[DIRECTIONS FOR THIS TASK]: Copy, from the entries below, each line in which the string "price" appears.
* Begin EXTRACTED MATERIAL *
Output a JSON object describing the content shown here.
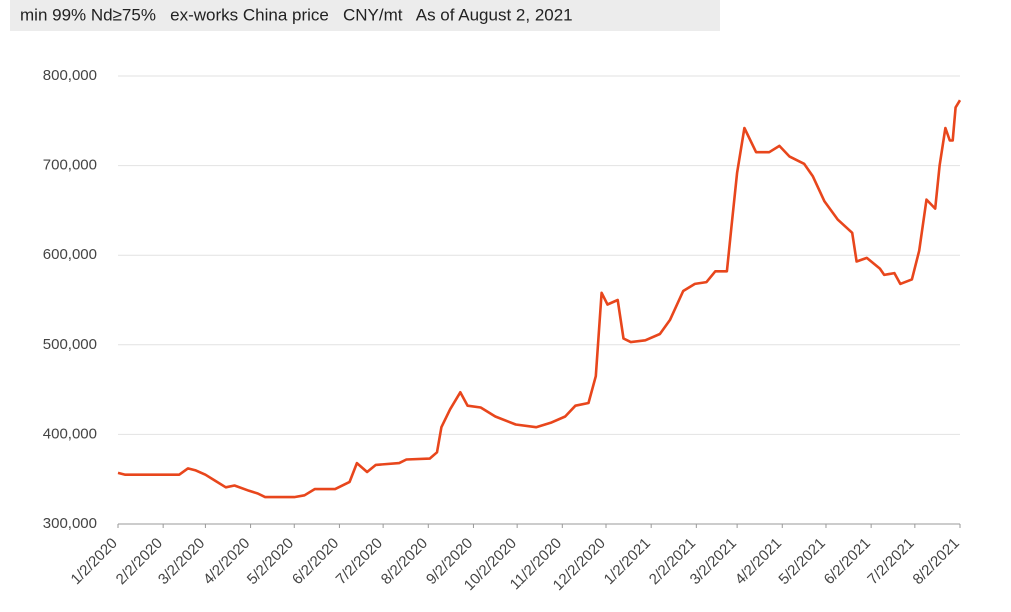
{
  "chart_data": {
    "type": "line",
    "subtitle": "min 99% Nd≥75%   ex-works China price   CNY/mt   As of August 2, 2021",
    "x": [
      "1/2/2020",
      "1/7/2020",
      "2/13/2020",
      "2/19/2020",
      "2/24/2020",
      "3/2/2020",
      "3/9/2020",
      "3/16/2020",
      "3/22/2020",
      "4/1/2020",
      "4/7/2020",
      "4/12/2020",
      "5/2/2020",
      "5/9/2020",
      "5/16/2020",
      "5/30/2020",
      "6/9/2020",
      "6/14/2020",
      "6/21/2020",
      "6/27/2020",
      "7/13/2020",
      "7/18/2020",
      "8/3/2020",
      "8/8/2020",
      "8/11/2020",
      "8/17/2020",
      "8/24/2020",
      "8/29/2020",
      "9/7/2020",
      "9/17/2020",
      "10/1/2020",
      "10/15/2020",
      "10/25/2020",
      "11/4/2020",
      "11/11/2020",
      "11/20/2020",
      "11/25/2020",
      "11/29/2020",
      "12/3/2020",
      "12/10/2020",
      "12/14/2020",
      "12/19/2020",
      "12/29/2020",
      "1/8/2021",
      "1/15/2021",
      "1/24/2021",
      "2/1/2021",
      "2/9/2021",
      "2/15/2021",
      "2/23/2021",
      "2/26/2021",
      "3/2/2021",
      "3/7/2021",
      "3/15/2021",
      "3/24/2021",
      "3/31/2021",
      "4/7/2021",
      "4/17/2021",
      "4/23/2021",
      "5/1/2021",
      "5/10/2021",
      "5/20/2021",
      "5/23/2021",
      "5/30/2021",
      "6/8/2021",
      "6/11/2021",
      "6/18/2021",
      "6/22/2021",
      "6/30/2021",
      "7/5/2021",
      "7/10/2021",
      "7/16/2021",
      "7/19/2021",
      "7/23/2021",
      "7/26/2021",
      "7/28/2021",
      "7/30/2021",
      "8/2/2021"
    ],
    "series": [
      {
        "name": "price",
        "color": "#e8461c",
        "values": [
          357000,
          355000,
          355000,
          362000,
          360000,
          355000,
          348000,
          341000,
          343000,
          337000,
          334000,
          330000,
          330000,
          332000,
          339000,
          339000,
          347000,
          368000,
          358000,
          366000,
          368000,
          372000,
          373000,
          380000,
          408000,
          428000,
          447000,
          432000,
          430000,
          420000,
          411000,
          408000,
          413000,
          420000,
          432000,
          435000,
          465000,
          558000,
          545000,
          550000,
          507000,
          503000,
          505000,
          512000,
          528000,
          560000,
          568000,
          570000,
          582000,
          582000,
          630000,
          692000,
          742000,
          715000,
          715000,
          722000,
          710000,
          702000,
          688000,
          660000,
          640000,
          625000,
          593000,
          597000,
          585000,
          578000,
          580000,
          568000,
          573000,
          605000,
          662000,
          652000,
          700000,
          742000,
          728000,
          728000,
          765000,
          773000
        ]
      }
    ],
    "xlim": [
      "1/2/2020",
      "8/2/2021"
    ],
    "xticks": [
      "1/2/2020",
      "2/2/2020",
      "3/2/2020",
      "4/2/2020",
      "5/2/2020",
      "6/2/2020",
      "7/2/2020",
      "8/2/2020",
      "9/2/2020",
      "10/2/2020",
      "11/2/2020",
      "12/2/2020",
      "1/2/2021",
      "2/2/2021",
      "3/2/2021",
      "4/2/2021",
      "5/2/2021",
      "6/2/2021",
      "7/2/2021",
      "8/2/2021"
    ],
    "ylim": [
      300000,
      800000
    ],
    "yticks": [
      {
        "value": 300000,
        "label": "300,000"
      },
      {
        "value": 400000,
        "label": "400,000"
      },
      {
        "value": 500000,
        "label": "500,000"
      },
      {
        "value": 600000,
        "label": "600,000"
      },
      {
        "value": 700000,
        "label": "700,000"
      },
      {
        "value": 800000,
        "label": "800,000"
      }
    ],
    "grid": true
  }
}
* End EXTRACTED MATERIAL *
[REPLY]:
    "subtitle": "min 99% Nd≥75%   ex-works China price   CNY/mt   As of August 2, 2021",
        "name": "price",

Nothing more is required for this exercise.